(Layout annotation data)

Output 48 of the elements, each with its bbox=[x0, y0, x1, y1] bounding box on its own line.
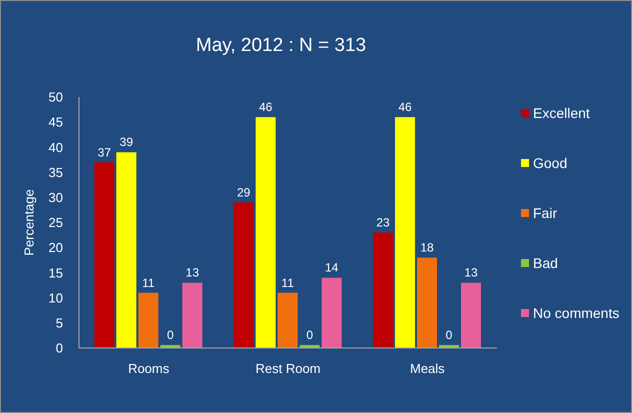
y-tick-label: 0 bbox=[56, 340, 63, 356]
x-tick-label: Meals bbox=[410, 361, 446, 376]
bar bbox=[234, 202, 254, 348]
data-label: 11 bbox=[142, 276, 155, 290]
data-label: 29 bbox=[236, 185, 251, 200]
y-tick-label: 15 bbox=[48, 265, 63, 280]
y-tick-label: 10 bbox=[48, 290, 63, 306]
legend-label: No comments bbox=[533, 304, 620, 320]
data-label: 0 bbox=[446, 328, 453, 342]
data-label: 46 bbox=[398, 100, 412, 114]
bar bbox=[372, 232, 393, 348]
data-label: 13 bbox=[464, 266, 478, 280]
y-tick-label: 35 bbox=[48, 164, 63, 180]
y-tick-label: 20 bbox=[48, 240, 63, 256]
bar bbox=[278, 292, 298, 348]
chart-title: May, 2012 : N = 313 bbox=[194, 35, 368, 57]
data-label: 46 bbox=[258, 100, 273, 114]
x-tick-label: Rest Room bbox=[255, 361, 321, 376]
data-label: 23 bbox=[376, 216, 390, 230]
legend-label: Fair bbox=[533, 204, 558, 220]
y-tick-label: 25 bbox=[48, 215, 63, 230]
legend-label: Bad bbox=[533, 254, 558, 270]
bar bbox=[138, 292, 158, 348]
bar bbox=[182, 282, 202, 348]
y-tick-label: 40 bbox=[48, 140, 63, 155]
legend-label: Good bbox=[533, 154, 568, 170]
bar bbox=[256, 117, 276, 348]
y-tick-label: 50 bbox=[48, 90, 63, 105]
data-label: 13 bbox=[186, 266, 200, 280]
x-tick-label: Rooms bbox=[128, 361, 170, 376]
legend-label: Excellent bbox=[533, 104, 590, 120]
y-axis-title: Percentage bbox=[22, 189, 37, 256]
bar bbox=[416, 258, 437, 348]
data-label: 0 bbox=[306, 328, 314, 342]
data-label: 0 bbox=[166, 328, 174, 342]
bar bbox=[94, 162, 114, 348]
data-label: 39 bbox=[120, 135, 134, 150]
data-label: 11 bbox=[281, 276, 294, 290]
y-tick-label: 30 bbox=[48, 190, 63, 206]
y-tick-label: 5 bbox=[56, 316, 63, 331]
data-label: 18 bbox=[420, 240, 434, 255]
data-label: 37 bbox=[98, 145, 112, 160]
data-label: 14 bbox=[324, 260, 339, 275]
bar bbox=[322, 278, 342, 348]
bar bbox=[116, 152, 136, 348]
bar bbox=[460, 282, 481, 348]
bar bbox=[394, 117, 415, 348]
y-tick-label: 45 bbox=[48, 114, 63, 130]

**STATED GOAL:** Rewrite the listing above with "data-label" swapped for "value-label" everywhere and everything else unchanged. Leave out the pictures.

**CORRECT ANSWER:**
Output 48 of the elements, each with its bbox=[x0, y0, x1, y1] bounding box on its own line.
y-tick-label: 0 bbox=[56, 340, 63, 356]
x-tick-label: Meals bbox=[410, 361, 446, 376]
bar bbox=[234, 202, 254, 348]
value-label: 11 bbox=[142, 276, 155, 290]
value-label: 29 bbox=[236, 185, 251, 200]
y-tick-label: 15 bbox=[48, 265, 63, 280]
y-tick-label: 10 bbox=[48, 290, 63, 306]
legend-label: No comments bbox=[533, 304, 620, 320]
value-label: 0 bbox=[446, 328, 453, 342]
value-label: 46 bbox=[398, 100, 412, 114]
bar bbox=[372, 232, 393, 348]
value-label: 13 bbox=[464, 266, 478, 280]
y-tick-label: 35 bbox=[48, 164, 63, 180]
y-tick-label: 20 bbox=[48, 240, 63, 256]
bar bbox=[278, 292, 298, 348]
chart-title: May, 2012 : N = 313 bbox=[194, 35, 368, 57]
value-label: 46 bbox=[258, 100, 273, 114]
x-tick-label: Rest Room bbox=[255, 361, 321, 376]
value-label: 23 bbox=[376, 216, 390, 230]
legend-label: Fair bbox=[533, 204, 558, 220]
y-tick-label: 25 bbox=[48, 215, 63, 230]
legend-label: Bad bbox=[533, 254, 558, 270]
bar bbox=[138, 292, 158, 348]
bar bbox=[182, 282, 202, 348]
y-tick-label: 40 bbox=[48, 140, 63, 155]
legend-label: Good bbox=[533, 154, 568, 170]
bar bbox=[256, 117, 276, 348]
y-tick-label: 50 bbox=[48, 90, 63, 105]
value-label: 13 bbox=[186, 266, 200, 280]
x-tick-label: Rooms bbox=[128, 361, 170, 376]
legend-label: Excellent bbox=[533, 104, 590, 120]
y-axis-title: Percentage bbox=[22, 189, 37, 256]
bar bbox=[416, 258, 437, 348]
value-label: 0 bbox=[306, 328, 314, 342]
value-label: 0 bbox=[166, 328, 174, 342]
bar bbox=[94, 162, 114, 348]
value-label: 39 bbox=[120, 135, 134, 150]
value-label: 11 bbox=[281, 276, 294, 290]
y-tick-label: 30 bbox=[48, 190, 63, 206]
y-tick-label: 5 bbox=[56, 316, 63, 331]
value-label: 18 bbox=[420, 240, 434, 255]
value-label: 37 bbox=[98, 145, 112, 160]
value-label: 14 bbox=[324, 260, 339, 275]
bar bbox=[322, 278, 342, 348]
bar bbox=[116, 152, 136, 348]
bar bbox=[460, 282, 481, 348]
bar bbox=[394, 117, 415, 348]
y-tick-label: 45 bbox=[48, 114, 63, 130]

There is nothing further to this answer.